[Records contained in a dataset]

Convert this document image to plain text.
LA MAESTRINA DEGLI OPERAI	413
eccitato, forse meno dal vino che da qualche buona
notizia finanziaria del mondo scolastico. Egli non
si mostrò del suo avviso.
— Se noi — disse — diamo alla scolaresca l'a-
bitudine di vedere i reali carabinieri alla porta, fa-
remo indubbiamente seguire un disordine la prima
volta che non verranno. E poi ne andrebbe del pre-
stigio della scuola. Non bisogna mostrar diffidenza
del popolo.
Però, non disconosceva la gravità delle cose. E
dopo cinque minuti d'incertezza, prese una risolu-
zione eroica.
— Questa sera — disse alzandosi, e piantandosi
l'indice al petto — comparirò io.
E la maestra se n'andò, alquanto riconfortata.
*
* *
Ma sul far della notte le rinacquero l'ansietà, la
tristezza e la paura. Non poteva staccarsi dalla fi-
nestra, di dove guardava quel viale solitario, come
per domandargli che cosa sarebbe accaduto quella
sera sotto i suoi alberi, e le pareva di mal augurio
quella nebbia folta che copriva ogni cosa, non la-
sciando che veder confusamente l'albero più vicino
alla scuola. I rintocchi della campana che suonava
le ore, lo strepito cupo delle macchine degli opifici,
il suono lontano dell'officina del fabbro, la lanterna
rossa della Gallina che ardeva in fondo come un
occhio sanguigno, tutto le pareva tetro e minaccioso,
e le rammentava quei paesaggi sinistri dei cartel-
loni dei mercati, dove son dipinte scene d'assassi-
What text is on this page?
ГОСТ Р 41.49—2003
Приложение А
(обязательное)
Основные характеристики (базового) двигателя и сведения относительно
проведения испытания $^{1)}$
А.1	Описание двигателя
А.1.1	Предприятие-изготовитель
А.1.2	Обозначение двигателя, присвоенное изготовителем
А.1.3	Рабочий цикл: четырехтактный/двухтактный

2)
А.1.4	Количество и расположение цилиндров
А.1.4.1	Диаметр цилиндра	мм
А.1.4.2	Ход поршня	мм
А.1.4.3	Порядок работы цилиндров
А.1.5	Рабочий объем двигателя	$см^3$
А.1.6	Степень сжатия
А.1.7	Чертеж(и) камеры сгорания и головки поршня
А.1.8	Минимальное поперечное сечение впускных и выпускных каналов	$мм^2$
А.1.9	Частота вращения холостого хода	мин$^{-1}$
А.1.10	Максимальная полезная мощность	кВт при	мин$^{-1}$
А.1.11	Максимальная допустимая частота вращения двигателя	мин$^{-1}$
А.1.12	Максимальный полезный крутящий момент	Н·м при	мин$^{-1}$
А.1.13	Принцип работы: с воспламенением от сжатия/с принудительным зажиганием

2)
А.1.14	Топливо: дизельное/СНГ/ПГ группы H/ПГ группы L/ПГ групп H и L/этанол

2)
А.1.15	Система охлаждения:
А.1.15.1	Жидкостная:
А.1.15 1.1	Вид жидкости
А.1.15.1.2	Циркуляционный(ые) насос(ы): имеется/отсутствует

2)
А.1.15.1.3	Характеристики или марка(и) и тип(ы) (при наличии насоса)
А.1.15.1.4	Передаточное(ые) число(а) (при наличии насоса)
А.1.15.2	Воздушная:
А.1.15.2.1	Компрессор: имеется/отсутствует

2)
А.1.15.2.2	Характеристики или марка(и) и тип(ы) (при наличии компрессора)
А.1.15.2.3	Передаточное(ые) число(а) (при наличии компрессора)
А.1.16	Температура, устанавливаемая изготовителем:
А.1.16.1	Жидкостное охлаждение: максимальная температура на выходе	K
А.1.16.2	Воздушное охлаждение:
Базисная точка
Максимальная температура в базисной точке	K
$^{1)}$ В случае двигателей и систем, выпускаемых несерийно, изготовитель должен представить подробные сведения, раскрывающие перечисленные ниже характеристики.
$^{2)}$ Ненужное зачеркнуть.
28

• _PROMPT_: Write out the entries in full, exactly as given.

• _FULL SOLUTION_:
Convert this document image to plain text.
LA MAESTRINA DEGLI OPERAI	413
eccitato, forse meno dal vino che da qualche buona
notizia finanziaria del mondo scolastico. Egli non
si mostrò del suo avviso.
— Se noi — disse — diamo alla scolaresca l'a-
bitudine di vedere i reali carabinieri alla porta, fa-
remo indubbiamente seguire un disordine la prima
volta che non verranno. E poi ne andrebbe del pre-
stigio della scuola. Non bisogna mostrar diffidenza
del popolo.
Però, non disconosceva la gravità delle cose. E
dopo cinque minuti d'incertezza, prese una risolu-
zione eroica.
— Questa sera — disse alzandosi, e piantandosi
l'indice al petto — comparirò io.
E la maestra se n'andò, alquanto riconfortata.
*
* *
Ma sul far della notte le rinacquero l'ansietà, la
tristezza e la paura. Non poteva staccarsi dalla fi-
nestra, di dove guardava quel viale solitario, come
per domandargli che cosa sarebbe accaduto quella
sera sotto i suoi alberi, e le pareva di mal augurio
quella nebbia folta che copriva ogni cosa, non la-
sciando che veder confusamente l'albero più vicino
alla scuola. I rintocchi della campana che suonava
le ore, lo strepito cupo delle macchine degli opifici,
il suono lontano dell'officina del fabbro, la lanterna
rossa della Gallina che ardeva in fondo come un
occhio sanguigno, tutto le pareva tetro e minaccioso,
e le rammentava quei paesaggi sinistri dei cartel-
loni dei mercati, dove son dipinte scene d'assassi-
What text is on this page?
ГОСТ Р 41.49—2003
Приложение А
(обязательное)
Основные характеристики (базового) двигателя и сведения относительно
проведения испытания $^{1)}$
А.1	Описание двигателя
А.1.1	Предприятие-изготовитель
А.1.2	Обозначение двигателя, присвоенное изготовителем
А.1.3	Рабочий цикл: четырехтактный/двухтактный

2)
А.1.4	Количество и расположение цилиндров
А.1.4.1	Диаметр цилиндра	мм
А.1.4.2	Ход поршня	мм
А.1.4.3	Порядок работы цилиндров
А.1.5	Рабочий объем двигателя	$см^3$
А.1.6	Степень сжатия
А.1.7	Чертеж(и) камеры сгорания и головки поршня
А.1.8	Минимальное поперечное сечение впускных и выпускных каналов	$мм^2$
А.1.9	Частота вращения холостого хода	мин$^{-1}$
А.1.10	Максимальная полезная мощность	кВт при	мин$^{-1}$
А.1.11	Максимальная допустимая частота вращения двигателя	мин$^{-1}$
А.1.12	Максимальный полезный крутящий момент	Н·м при	мин$^{-1}$
А.1.13	Принцип работы: с воспламенением от сжатия/с принудительным зажиганием

2)
А.1.14	Топливо: дизельное/СНГ/ПГ группы H/ПГ группы L/ПГ групп H и L/этанол

2)
А.1.15	Система охлаждения:
А.1.15.1	Жидкостная:
А.1.15 1.1	Вид жидкости
А.1.15.1.2	Циркуляционный(ые) насос(ы): имеется/отсутствует

2)
А.1.15.1.3	Характеристики или марка(и) и тип(ы) (при наличии насоса)
А.1.15.1.4	Передаточное(ые) число(а) (при наличии насоса)
А.1.15.2	Воздушная:
А.1.15.2.1	Компрессор: имеется/отсутствует

2)
А.1.15.2.2	Характеристики или марка(и) и тип(ы) (при наличии компрессора)
А.1.15.2.3	Передаточное(ые) число(а) (при наличии компрессора)
А.1.16	Температура, устанавливаемая изготовителем:
А.1.16.1	Жидкостное охлаждение: максимальная температура на выходе	K
А.1.16.2	Воздушное охлаждение:
Базисная точка
Максимальная температура в базисной точке	K
$^{1)}$ В случае двигателей и систем, выпускаемых несерийно, изготовитель должен представить подробные сведения, раскрывающие перечисленные ниже характеристики.
$^{2)}$ Ненужное зачеркнуть.
28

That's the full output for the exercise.